GOAL:
Write out the full set of records exactly. Any pictures in them do not belong in the copy.
========================================================================
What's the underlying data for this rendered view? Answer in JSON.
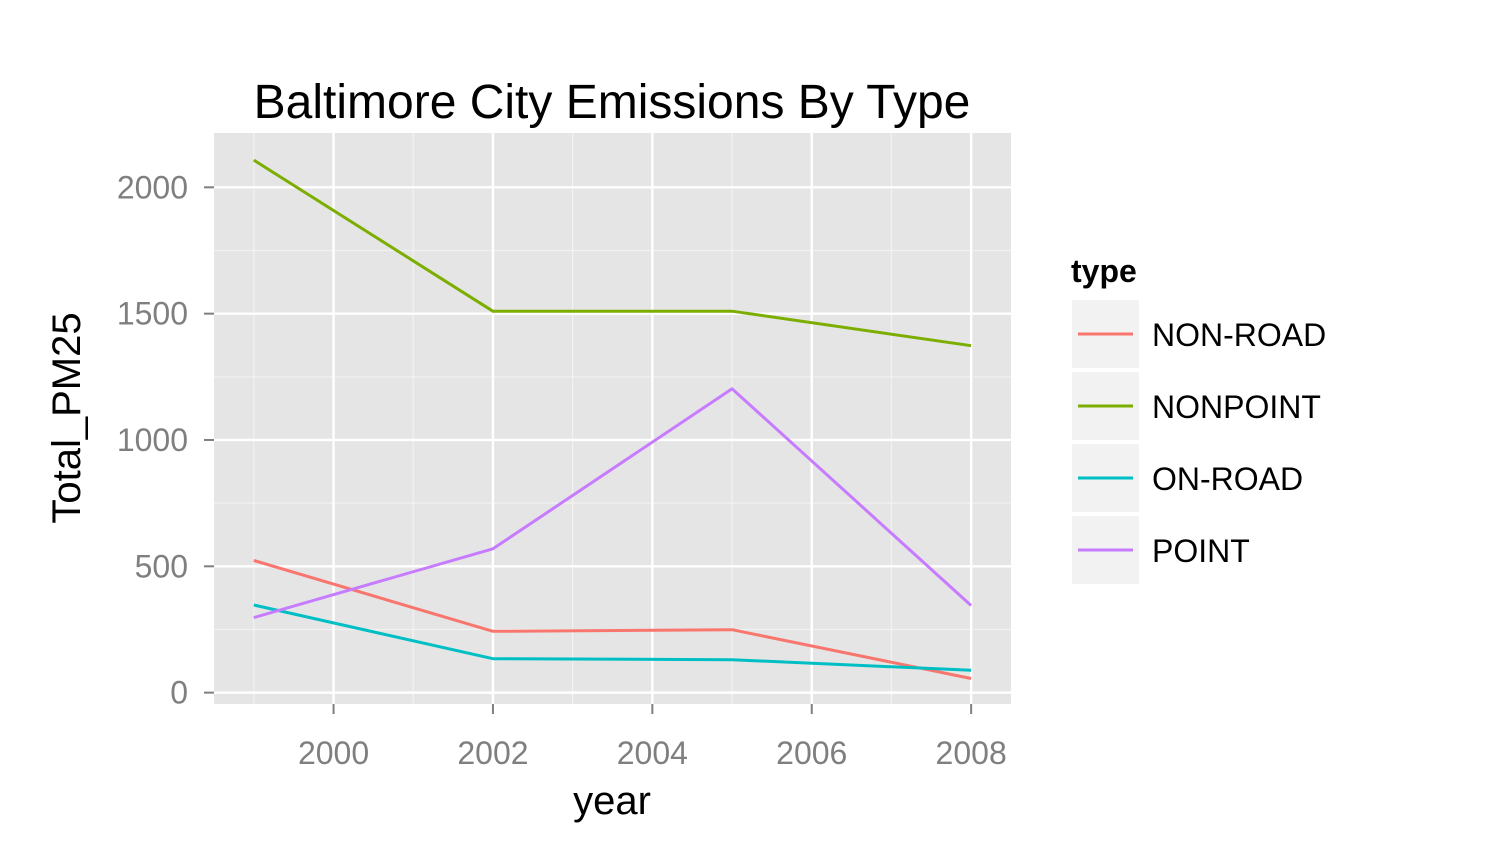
{
  "chart_data": {
    "type": "line",
    "title": "Baltimore City Emissions By Type",
    "xlabel": "year",
    "ylabel": "Total_PM25",
    "x": [
      1999,
      2002,
      2005,
      2008
    ],
    "xlim": [
      1998.5,
      2008.5
    ],
    "ylim": [
      -45,
      2215
    ],
    "x_ticks": [
      2000,
      2002,
      2004,
      2006,
      2008
    ],
    "y_ticks": [
      0,
      500,
      1000,
      1500,
      2000
    ],
    "x_tick_labels": [
      "2000",
      "2002",
      "2004",
      "2006",
      "2008"
    ],
    "y_tick_labels": [
      "0",
      "500",
      "1000",
      "1500",
      "2000"
    ],
    "grid": true,
    "legend": {
      "title": "type",
      "position": "right"
    },
    "series": [
      {
        "name": "NON-ROAD",
        "color": "#F8766D",
        "values": [
          522.94,
          242.85,
          248.93,
          55.82
        ]
      },
      {
        "name": "NONPOINT",
        "color": "#7CAE00",
        "values": [
          2107.63,
          1509.5,
          1509.5,
          1373.21
        ]
      },
      {
        "name": "ON-ROAD",
        "color": "#00BFC4",
        "values": [
          346.82,
          134.31,
          130.43,
          88.28
        ]
      },
      {
        "name": "POINT",
        "color": "#C77CFF",
        "values": [
          296.8,
          569.26,
          1202.49,
          344.98
        ]
      }
    ]
  }
}
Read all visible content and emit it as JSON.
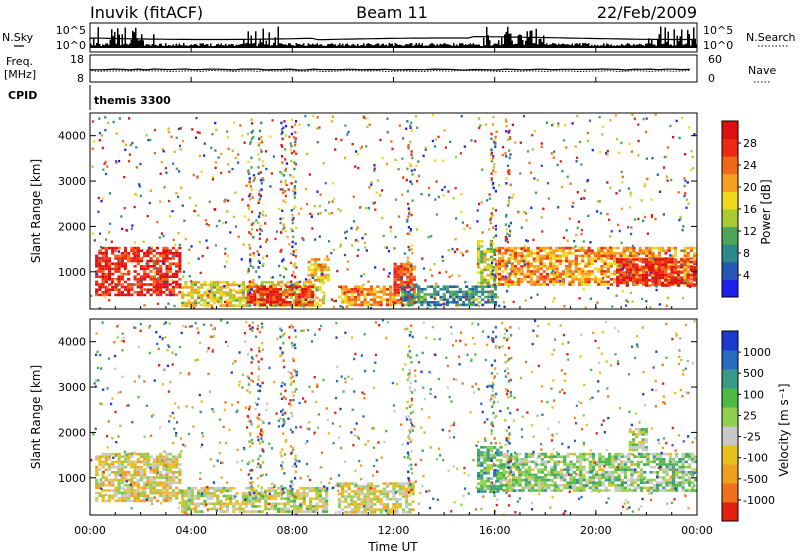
========================================================================
EXERCISE SOLUTION:
What's the underlying data for this rendered view? Answer in JSON.
{
  "chart_data": {
    "type": "line",
    "title": "Baltimore City Emissions By Type",
    "xlabel": "year",
    "ylabel": "Total_PM25",
    "x": [
      1999,
      2002,
      2005,
      2008
    ],
    "xlim": [
      1998.5,
      2008.5
    ],
    "ylim": [
      -45,
      2215
    ],
    "x_ticks": [
      2000,
      2002,
      2004,
      2006,
      2008
    ],
    "y_ticks": [
      0,
      500,
      1000,
      1500,
      2000
    ],
    "x_tick_labels": [
      "2000",
      "2002",
      "2004",
      "2006",
      "2008"
    ],
    "y_tick_labels": [
      "0",
      "500",
      "1000",
      "1500",
      "2000"
    ],
    "grid": true,
    "legend": {
      "title": "type",
      "position": "right"
    },
    "series": [
      {
        "name": "NON-ROAD",
        "color": "#F8766D",
        "values": [
          522.94,
          242.85,
          248.93,
          55.82
        ]
      },
      {
        "name": "NONPOINT",
        "color": "#7CAE00",
        "values": [
          2107.63,
          1509.5,
          1509.5,
          1373.21
        ]
      },
      {
        "name": "ON-ROAD",
        "color": "#00BFC4",
        "values": [
          346.82,
          134.31,
          130.43,
          88.28
        ]
      },
      {
        "name": "POINT",
        "color": "#C77CFF",
        "values": [
          296.8,
          569.26,
          1202.49,
          344.98
        ]
      }
    ]
  }
}
Read all visible content and emit it as JSON.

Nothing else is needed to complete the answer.